TO DO | Report every line in the records below that holds the word "Information".

★ ★ ★ ★

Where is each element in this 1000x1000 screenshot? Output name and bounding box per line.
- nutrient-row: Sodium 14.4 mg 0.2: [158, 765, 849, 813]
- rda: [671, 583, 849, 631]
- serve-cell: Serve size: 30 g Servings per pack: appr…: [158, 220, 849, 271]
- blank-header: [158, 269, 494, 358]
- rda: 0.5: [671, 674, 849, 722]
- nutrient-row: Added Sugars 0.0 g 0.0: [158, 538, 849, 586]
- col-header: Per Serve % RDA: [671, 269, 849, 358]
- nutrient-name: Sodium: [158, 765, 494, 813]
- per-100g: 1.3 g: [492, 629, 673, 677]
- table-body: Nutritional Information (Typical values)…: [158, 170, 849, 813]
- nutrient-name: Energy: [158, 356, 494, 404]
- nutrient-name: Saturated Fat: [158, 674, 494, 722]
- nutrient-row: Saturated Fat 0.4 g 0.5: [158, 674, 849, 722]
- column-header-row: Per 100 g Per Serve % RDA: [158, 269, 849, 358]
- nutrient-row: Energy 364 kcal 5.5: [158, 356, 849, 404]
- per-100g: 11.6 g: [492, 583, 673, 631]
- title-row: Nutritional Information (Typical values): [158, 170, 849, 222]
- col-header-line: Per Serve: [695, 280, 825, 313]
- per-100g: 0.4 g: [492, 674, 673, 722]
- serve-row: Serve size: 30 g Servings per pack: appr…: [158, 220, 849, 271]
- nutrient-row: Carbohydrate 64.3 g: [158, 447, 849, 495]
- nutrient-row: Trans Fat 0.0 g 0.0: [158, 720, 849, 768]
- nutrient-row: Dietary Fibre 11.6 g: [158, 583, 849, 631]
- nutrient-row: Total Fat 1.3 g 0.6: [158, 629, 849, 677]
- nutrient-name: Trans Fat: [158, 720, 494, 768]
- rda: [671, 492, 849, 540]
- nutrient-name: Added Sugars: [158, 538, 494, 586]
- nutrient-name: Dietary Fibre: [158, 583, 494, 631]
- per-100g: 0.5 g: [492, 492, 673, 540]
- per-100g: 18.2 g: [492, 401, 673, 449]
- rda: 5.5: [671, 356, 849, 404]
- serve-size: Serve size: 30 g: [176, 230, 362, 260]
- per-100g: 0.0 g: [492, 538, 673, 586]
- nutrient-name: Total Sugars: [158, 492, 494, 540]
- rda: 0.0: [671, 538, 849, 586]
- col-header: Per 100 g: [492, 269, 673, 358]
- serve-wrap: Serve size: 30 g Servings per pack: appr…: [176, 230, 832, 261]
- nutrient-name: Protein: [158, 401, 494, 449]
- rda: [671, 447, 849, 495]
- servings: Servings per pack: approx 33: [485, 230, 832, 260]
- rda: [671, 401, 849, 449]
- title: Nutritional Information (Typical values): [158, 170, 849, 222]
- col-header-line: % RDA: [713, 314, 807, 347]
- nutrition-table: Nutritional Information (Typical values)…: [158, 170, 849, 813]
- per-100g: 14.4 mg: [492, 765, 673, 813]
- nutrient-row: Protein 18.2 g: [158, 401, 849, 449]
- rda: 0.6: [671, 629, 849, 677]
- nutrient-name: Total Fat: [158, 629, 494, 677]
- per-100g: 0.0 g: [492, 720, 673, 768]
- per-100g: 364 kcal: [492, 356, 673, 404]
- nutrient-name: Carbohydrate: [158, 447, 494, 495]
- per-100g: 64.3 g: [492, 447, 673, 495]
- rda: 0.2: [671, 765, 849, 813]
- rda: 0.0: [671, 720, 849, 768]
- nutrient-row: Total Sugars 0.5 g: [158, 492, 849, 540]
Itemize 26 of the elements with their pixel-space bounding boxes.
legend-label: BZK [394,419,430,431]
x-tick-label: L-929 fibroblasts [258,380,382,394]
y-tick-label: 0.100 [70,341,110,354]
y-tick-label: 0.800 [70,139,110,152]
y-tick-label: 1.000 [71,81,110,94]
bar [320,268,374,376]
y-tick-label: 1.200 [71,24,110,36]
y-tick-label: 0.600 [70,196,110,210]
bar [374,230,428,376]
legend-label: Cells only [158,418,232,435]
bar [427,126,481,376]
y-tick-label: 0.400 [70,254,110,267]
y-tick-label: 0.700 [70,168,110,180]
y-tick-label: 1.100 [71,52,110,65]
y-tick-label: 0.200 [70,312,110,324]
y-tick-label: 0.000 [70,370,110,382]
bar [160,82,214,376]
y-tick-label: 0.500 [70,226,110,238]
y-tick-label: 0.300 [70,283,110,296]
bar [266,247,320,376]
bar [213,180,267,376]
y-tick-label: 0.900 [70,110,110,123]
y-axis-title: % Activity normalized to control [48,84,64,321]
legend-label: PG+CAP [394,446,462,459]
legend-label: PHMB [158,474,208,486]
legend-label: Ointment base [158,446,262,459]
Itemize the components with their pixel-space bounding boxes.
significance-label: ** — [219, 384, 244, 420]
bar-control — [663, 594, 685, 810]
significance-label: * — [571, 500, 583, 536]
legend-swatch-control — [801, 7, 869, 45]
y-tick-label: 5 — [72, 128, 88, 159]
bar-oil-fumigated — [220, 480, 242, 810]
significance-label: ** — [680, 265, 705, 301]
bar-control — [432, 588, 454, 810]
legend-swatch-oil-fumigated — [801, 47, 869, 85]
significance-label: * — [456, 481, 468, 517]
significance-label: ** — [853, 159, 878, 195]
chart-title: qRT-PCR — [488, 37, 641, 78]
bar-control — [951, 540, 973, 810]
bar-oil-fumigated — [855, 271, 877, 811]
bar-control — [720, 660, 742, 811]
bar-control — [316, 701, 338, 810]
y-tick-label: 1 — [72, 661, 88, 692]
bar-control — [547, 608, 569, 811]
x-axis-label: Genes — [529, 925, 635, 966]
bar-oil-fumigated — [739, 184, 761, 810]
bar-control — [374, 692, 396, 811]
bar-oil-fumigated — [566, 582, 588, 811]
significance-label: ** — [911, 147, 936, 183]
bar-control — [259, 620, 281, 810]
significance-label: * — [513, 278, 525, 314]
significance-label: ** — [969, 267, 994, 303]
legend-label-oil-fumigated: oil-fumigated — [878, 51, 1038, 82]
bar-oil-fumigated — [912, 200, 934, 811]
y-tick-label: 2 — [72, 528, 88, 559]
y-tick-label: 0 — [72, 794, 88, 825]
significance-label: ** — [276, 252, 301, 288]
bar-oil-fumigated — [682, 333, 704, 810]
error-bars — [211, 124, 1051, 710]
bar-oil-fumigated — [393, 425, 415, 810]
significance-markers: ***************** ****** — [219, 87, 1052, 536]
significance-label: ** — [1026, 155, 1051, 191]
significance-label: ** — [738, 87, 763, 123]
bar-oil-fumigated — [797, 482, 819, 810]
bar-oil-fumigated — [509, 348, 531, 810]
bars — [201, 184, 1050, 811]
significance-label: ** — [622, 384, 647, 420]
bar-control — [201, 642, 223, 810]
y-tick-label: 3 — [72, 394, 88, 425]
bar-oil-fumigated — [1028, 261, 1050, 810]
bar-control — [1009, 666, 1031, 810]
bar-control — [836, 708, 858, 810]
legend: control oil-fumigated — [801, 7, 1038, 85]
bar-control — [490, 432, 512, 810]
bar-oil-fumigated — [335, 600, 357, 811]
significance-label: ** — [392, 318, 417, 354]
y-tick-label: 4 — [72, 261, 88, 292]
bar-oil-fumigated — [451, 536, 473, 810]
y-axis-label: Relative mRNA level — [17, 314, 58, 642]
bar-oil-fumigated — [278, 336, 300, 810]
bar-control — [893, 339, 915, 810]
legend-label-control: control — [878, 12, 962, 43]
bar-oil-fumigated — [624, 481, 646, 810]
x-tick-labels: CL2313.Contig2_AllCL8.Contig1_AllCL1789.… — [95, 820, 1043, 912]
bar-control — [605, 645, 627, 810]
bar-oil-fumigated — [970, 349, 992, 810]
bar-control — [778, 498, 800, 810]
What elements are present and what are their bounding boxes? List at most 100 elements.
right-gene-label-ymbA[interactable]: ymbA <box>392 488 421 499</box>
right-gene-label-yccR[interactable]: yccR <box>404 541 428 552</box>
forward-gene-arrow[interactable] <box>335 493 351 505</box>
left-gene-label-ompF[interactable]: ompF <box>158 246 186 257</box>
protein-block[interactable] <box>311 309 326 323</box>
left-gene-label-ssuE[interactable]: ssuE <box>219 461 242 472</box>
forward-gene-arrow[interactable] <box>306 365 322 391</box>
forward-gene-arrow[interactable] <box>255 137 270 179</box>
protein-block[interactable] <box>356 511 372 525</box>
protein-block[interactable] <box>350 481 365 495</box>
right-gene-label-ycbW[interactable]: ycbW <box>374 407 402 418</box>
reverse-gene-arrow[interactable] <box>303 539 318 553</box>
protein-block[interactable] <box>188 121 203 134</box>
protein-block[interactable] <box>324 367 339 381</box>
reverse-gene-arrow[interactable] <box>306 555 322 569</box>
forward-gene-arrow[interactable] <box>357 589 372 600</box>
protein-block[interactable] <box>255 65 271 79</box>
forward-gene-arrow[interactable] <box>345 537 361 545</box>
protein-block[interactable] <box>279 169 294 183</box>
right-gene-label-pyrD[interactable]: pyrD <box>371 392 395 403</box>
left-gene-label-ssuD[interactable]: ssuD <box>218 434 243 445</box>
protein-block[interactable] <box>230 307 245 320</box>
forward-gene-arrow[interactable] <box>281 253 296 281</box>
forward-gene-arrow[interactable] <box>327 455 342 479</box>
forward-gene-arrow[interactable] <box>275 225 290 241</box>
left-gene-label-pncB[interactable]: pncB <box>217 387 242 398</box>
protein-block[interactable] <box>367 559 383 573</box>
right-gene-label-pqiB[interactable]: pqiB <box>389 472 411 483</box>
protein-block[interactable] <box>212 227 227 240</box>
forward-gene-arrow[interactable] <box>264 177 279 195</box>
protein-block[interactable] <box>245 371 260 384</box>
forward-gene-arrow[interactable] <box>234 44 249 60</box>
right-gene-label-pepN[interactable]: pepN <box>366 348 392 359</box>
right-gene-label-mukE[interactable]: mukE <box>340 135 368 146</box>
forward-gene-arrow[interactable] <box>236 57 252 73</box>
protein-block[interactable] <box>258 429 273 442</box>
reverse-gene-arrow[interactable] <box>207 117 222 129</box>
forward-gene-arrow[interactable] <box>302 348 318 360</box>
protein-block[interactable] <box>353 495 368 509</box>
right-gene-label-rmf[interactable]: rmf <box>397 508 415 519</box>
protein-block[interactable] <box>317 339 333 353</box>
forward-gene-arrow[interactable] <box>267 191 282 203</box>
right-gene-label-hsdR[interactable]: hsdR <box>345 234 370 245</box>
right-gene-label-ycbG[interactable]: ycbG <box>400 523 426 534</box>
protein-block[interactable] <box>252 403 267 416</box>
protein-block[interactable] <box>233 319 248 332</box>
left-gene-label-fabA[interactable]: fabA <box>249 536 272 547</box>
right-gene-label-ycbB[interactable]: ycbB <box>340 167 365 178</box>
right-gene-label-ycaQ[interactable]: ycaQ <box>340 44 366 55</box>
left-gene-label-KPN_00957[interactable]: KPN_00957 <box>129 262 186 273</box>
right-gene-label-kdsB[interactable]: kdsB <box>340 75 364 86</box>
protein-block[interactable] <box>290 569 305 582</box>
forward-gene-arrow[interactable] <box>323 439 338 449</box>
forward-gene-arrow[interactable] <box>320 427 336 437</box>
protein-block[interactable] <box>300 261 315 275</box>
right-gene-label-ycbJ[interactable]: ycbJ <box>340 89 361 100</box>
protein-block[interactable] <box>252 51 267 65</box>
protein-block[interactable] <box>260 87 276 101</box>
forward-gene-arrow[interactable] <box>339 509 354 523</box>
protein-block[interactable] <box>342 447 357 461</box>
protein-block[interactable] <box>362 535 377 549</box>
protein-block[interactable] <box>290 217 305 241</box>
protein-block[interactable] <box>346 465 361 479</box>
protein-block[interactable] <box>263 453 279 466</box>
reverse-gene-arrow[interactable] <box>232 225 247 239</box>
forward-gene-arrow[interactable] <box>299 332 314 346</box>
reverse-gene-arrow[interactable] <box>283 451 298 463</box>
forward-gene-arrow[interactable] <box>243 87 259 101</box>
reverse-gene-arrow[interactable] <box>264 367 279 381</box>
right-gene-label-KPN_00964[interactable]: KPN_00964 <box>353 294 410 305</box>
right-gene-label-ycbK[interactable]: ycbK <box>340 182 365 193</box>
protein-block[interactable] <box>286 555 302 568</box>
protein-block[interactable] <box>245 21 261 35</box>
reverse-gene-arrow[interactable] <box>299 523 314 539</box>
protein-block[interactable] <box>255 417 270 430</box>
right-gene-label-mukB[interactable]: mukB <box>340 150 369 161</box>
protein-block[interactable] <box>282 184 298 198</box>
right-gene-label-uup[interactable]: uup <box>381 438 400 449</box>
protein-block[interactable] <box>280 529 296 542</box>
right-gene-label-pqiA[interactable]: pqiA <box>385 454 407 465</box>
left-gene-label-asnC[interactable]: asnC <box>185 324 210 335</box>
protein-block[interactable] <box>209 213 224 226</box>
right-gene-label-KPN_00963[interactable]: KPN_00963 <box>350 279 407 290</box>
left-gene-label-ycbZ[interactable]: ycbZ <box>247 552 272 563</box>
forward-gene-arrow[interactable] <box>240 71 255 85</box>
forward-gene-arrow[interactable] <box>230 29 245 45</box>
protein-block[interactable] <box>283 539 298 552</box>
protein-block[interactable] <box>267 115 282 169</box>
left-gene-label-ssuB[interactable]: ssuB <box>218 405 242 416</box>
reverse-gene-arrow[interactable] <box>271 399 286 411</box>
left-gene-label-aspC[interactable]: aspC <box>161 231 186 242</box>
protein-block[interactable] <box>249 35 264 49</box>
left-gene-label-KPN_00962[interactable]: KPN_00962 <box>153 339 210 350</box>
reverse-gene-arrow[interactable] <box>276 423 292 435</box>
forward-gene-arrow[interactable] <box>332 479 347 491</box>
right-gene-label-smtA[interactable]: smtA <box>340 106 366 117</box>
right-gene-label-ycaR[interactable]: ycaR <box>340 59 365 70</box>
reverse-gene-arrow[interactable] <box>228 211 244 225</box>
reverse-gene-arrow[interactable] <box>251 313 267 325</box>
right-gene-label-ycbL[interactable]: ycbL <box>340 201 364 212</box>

★ ★ ★ ★

EXERCISE RESPONSE |
- table-body: Nutritional Information (Typical values)…: [158, 170, 849, 813]
- title-row: Nutritional Information (Typical values): [158, 170, 849, 222]
- title: Nutritional Information (Typical values): [158, 170, 849, 222]
- nutrition-table: Nutritional Information (Typical values)…: [158, 170, 849, 813]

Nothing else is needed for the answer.